Recorded data:
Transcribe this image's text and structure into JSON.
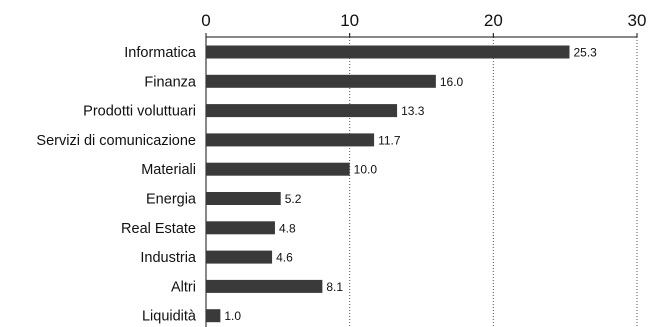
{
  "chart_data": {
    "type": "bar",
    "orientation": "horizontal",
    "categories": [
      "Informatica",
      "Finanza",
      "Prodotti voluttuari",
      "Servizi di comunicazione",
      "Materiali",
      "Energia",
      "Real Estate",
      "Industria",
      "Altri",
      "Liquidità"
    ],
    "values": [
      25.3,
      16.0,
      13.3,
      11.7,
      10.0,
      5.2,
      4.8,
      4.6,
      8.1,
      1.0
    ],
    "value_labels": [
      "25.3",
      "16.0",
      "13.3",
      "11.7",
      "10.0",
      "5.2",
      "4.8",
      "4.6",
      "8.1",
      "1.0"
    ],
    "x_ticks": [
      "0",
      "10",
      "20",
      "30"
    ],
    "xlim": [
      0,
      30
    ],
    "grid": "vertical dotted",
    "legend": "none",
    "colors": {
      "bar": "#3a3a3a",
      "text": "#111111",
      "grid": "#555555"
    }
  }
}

Stated problem: In your copy of the records, include no pictures; repeat everything else exactly.

Finished task:
Transcribe this image's text and structure into JSON.
{
  "chart_data": {
    "type": "bar",
    "orientation": "horizontal",
    "categories": [
      "Informatica",
      "Finanza",
      "Prodotti voluttuari",
      "Servizi di comunicazione",
      "Materiali",
      "Energia",
      "Real Estate",
      "Industria",
      "Altri",
      "Liquidità"
    ],
    "values": [
      25.3,
      16.0,
      13.3,
      11.7,
      10.0,
      5.2,
      4.8,
      4.6,
      8.1,
      1.0
    ],
    "value_labels": [
      "25.3",
      "16.0",
      "13.3",
      "11.7",
      "10.0",
      "5.2",
      "4.8",
      "4.6",
      "8.1",
      "1.0"
    ],
    "x_ticks": [
      "0",
      "10",
      "20",
      "30"
    ],
    "xlim": [
      0,
      30
    ],
    "grid": "vertical dotted",
    "legend": "none",
    "colors": {
      "bar": "#3a3a3a",
      "text": "#111111",
      "grid": "#555555"
    }
  }
}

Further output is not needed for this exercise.